>> begin MATERIAL PROVIDED

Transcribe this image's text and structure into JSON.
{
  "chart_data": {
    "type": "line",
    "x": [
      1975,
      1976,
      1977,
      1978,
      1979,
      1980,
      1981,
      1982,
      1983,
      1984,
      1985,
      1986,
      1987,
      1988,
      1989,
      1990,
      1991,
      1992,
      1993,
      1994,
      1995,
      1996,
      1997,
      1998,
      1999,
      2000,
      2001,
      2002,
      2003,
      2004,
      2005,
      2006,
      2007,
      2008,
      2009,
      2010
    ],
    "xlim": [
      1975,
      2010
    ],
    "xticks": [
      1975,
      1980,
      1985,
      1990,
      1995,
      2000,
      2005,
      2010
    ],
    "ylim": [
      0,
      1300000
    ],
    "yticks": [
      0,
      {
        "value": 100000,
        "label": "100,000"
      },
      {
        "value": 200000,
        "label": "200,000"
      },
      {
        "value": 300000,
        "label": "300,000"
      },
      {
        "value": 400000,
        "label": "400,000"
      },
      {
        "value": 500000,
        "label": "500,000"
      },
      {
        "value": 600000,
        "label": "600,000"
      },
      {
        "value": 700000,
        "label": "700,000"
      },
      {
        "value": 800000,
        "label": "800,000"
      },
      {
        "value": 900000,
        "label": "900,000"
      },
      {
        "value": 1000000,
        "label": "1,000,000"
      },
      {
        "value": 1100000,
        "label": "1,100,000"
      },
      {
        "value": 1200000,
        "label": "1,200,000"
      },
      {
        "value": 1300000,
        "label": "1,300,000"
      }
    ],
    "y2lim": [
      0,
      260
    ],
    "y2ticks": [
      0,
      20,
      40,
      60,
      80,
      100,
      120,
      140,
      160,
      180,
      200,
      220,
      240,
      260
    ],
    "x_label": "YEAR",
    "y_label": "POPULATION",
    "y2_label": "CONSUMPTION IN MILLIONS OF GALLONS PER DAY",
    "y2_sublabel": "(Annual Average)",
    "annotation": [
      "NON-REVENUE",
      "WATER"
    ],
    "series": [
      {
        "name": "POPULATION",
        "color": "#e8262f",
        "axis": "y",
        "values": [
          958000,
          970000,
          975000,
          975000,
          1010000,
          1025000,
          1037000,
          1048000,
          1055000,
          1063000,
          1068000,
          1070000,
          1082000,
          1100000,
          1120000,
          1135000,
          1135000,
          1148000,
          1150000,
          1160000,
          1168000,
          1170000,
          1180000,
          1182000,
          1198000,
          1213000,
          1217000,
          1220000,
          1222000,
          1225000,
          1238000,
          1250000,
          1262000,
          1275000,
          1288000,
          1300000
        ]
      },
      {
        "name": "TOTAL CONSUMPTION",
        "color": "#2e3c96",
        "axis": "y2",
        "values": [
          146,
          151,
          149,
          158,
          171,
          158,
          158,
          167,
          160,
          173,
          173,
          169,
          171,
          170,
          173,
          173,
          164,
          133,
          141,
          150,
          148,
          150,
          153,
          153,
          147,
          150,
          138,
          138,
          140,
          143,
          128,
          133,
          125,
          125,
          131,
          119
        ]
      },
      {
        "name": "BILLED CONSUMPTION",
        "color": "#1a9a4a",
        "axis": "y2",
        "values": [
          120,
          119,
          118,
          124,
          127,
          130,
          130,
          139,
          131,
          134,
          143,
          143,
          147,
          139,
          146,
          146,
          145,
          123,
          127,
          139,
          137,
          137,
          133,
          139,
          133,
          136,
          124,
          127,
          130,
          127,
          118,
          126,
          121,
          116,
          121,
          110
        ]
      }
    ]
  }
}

>> end MATERIAL PROVIDED

PROBLEM REQUIREMENTS. Type the whole listing again, unaltered.

WRITTEN SOLUTION.
Transcribe this image's text and structure into JSON.
{
  "chart_data": {
    "type": "line",
    "x": [
      1975,
      1976,
      1977,
      1978,
      1979,
      1980,
      1981,
      1982,
      1983,
      1984,
      1985,
      1986,
      1987,
      1988,
      1989,
      1990,
      1991,
      1992,
      1993,
      1994,
      1995,
      1996,
      1997,
      1998,
      1999,
      2000,
      2001,
      2002,
      2003,
      2004,
      2005,
      2006,
      2007,
      2008,
      2009,
      2010
    ],
    "xlim": [
      1975,
      2010
    ],
    "xticks": [
      1975,
      1980,
      1985,
      1990,
      1995,
      2000,
      2005,
      2010
    ],
    "ylim": [
      0,
      1300000
    ],
    "yticks": [
      0,
      {
        "value": 100000,
        "label": "100,000"
      },
      {
        "value": 200000,
        "label": "200,000"
      },
      {
        "value": 300000,
        "label": "300,000"
      },
      {
        "value": 400000,
        "label": "400,000"
      },
      {
        "value": 500000,
        "label": "500,000"
      },
      {
        "value": 600000,
        "label": "600,000"
      },
      {
        "value": 700000,
        "label": "700,000"
      },
      {
        "value": 800000,
        "label": "800,000"
      },
      {
        "value": 900000,
        "label": "900,000"
      },
      {
        "value": 1000000,
        "label": "1,000,000"
      },
      {
        "value": 1100000,
        "label": "1,100,000"
      },
      {
        "value": 1200000,
        "label": "1,200,000"
      },
      {
        "value": 1300000,
        "label": "1,300,000"
      }
    ],
    "y2lim": [
      0,
      260
    ],
    "y2ticks": [
      0,
      20,
      40,
      60,
      80,
      100,
      120,
      140,
      160,
      180,
      200,
      220,
      240,
      260
    ],
    "x_label": "YEAR",
    "y_label": "POPULATION",
    "y2_label": "CONSUMPTION IN MILLIONS OF GALLONS PER DAY",
    "y2_sublabel": "(Annual Average)",
    "annotation": [
      "NON-REVENUE",
      "WATER"
    ],
    "series": [
      {
        "name": "POPULATION",
        "color": "#e8262f",
        "axis": "y",
        "values": [
          958000,
          970000,
          975000,
          975000,
          1010000,
          1025000,
          1037000,
          1048000,
          1055000,
          1063000,
          1068000,
          1070000,
          1082000,
          1100000,
          1120000,
          1135000,
          1135000,
          1148000,
          1150000,
          1160000,
          1168000,
          1170000,
          1180000,
          1182000,
          1198000,
          1213000,
          1217000,
          1220000,
          1222000,
          1225000,
          1238000,
          1250000,
          1262000,
          1275000,
          1288000,
          1300000
        ]
      },
      {
        "name": "TOTAL CONSUMPTION",
        "color": "#2e3c96",
        "axis": "y2",
        "values": [
          146,
          151,
          149,
          158,
          171,
          158,
          158,
          167,
          160,
          173,
          173,
          169,
          171,
          170,
          173,
          173,
          164,
          133,
          141,
          150,
          148,
          150,
          153,
          153,
          147,
          150,
          138,
          138,
          140,
          143,
          128,
          133,
          125,
          125,
          131,
          119
        ]
      },
      {
        "name": "BILLED CONSUMPTION",
        "color": "#1a9a4a",
        "axis": "y2",
        "values": [
          120,
          119,
          118,
          124,
          127,
          130,
          130,
          139,
          131,
          134,
          143,
          143,
          147,
          139,
          146,
          146,
          145,
          123,
          127,
          139,
          137,
          137,
          133,
          139,
          133,
          136,
          124,
          127,
          130,
          127,
          118,
          126,
          121,
          116,
          121,
          110
        ]
      }
    ]
  }
}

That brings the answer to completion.